**** Rows ****

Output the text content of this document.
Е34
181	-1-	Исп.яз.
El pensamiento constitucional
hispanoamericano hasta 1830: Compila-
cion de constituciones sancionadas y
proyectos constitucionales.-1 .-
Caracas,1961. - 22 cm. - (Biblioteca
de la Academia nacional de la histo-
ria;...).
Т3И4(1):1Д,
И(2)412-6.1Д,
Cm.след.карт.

****
**** Rows ****

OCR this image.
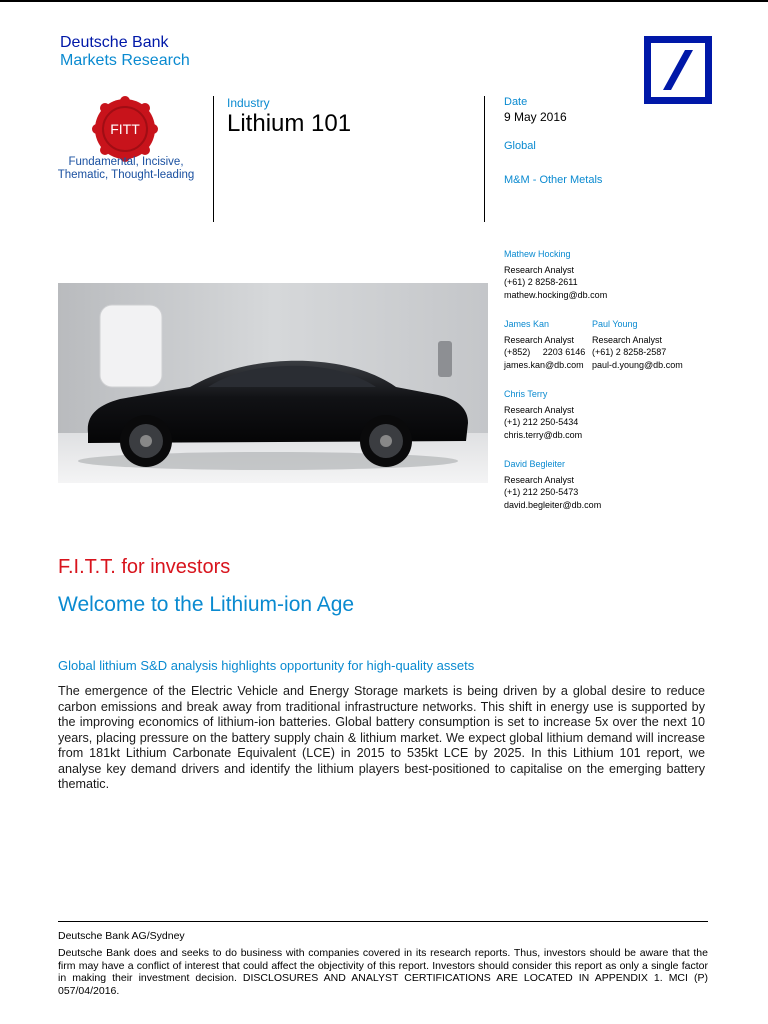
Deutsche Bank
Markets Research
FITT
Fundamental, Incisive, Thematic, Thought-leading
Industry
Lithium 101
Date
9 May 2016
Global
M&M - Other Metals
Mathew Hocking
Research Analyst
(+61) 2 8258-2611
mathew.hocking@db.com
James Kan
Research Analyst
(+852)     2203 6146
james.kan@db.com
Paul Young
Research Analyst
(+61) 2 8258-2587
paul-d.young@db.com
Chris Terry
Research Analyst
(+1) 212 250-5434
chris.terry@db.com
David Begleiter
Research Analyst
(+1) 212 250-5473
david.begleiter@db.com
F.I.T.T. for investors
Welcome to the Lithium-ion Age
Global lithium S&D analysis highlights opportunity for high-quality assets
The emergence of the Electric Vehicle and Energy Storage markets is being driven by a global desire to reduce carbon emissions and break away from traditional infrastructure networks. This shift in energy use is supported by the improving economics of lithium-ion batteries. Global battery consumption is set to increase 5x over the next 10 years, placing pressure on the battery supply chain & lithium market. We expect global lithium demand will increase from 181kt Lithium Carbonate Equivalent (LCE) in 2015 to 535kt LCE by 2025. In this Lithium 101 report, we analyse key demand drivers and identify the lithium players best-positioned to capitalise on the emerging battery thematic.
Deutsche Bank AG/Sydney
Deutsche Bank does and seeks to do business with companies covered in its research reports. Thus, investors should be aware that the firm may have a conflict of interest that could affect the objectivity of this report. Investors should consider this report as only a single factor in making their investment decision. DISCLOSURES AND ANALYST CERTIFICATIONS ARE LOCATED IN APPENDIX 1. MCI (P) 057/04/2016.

****

**Task description:** Read the entries and select each line where the word "report" is found.

**Result of this task:**
The emergence of the Electric Vehicle and Energy Storage markets is being driven by a global desire to reduce carbon emissions and break away from traditional infrastructure networks. This shift in energy use is supported by the improving economics of lithium-ion batteries. Global battery consumption is set to increase 5x over the next 10 years, placing pressure on the battery supply chain & lithium market. We expect global lithium demand will increase from 181kt Lithium Carbonate Equivalent (LCE) in 2015 to 535kt LCE by 2025. In this Lithium 101 report, we analyse key demand drivers and identify the lithium players best-positioned to capitalise on the emerging battery thematic.
Deutsche Bank does and seeks to do business with companies covered in its research reports. Thus, investors should be aware that the firm may have a conflict of interest that could affect the objectivity of this report. Investors should consider this report as only a single factor in making their investment decision. DISCLOSURES AND ANALYST CERTIFICATIONS ARE LOCATED IN APPENDIX 1. MCI (P) 057/04/2016.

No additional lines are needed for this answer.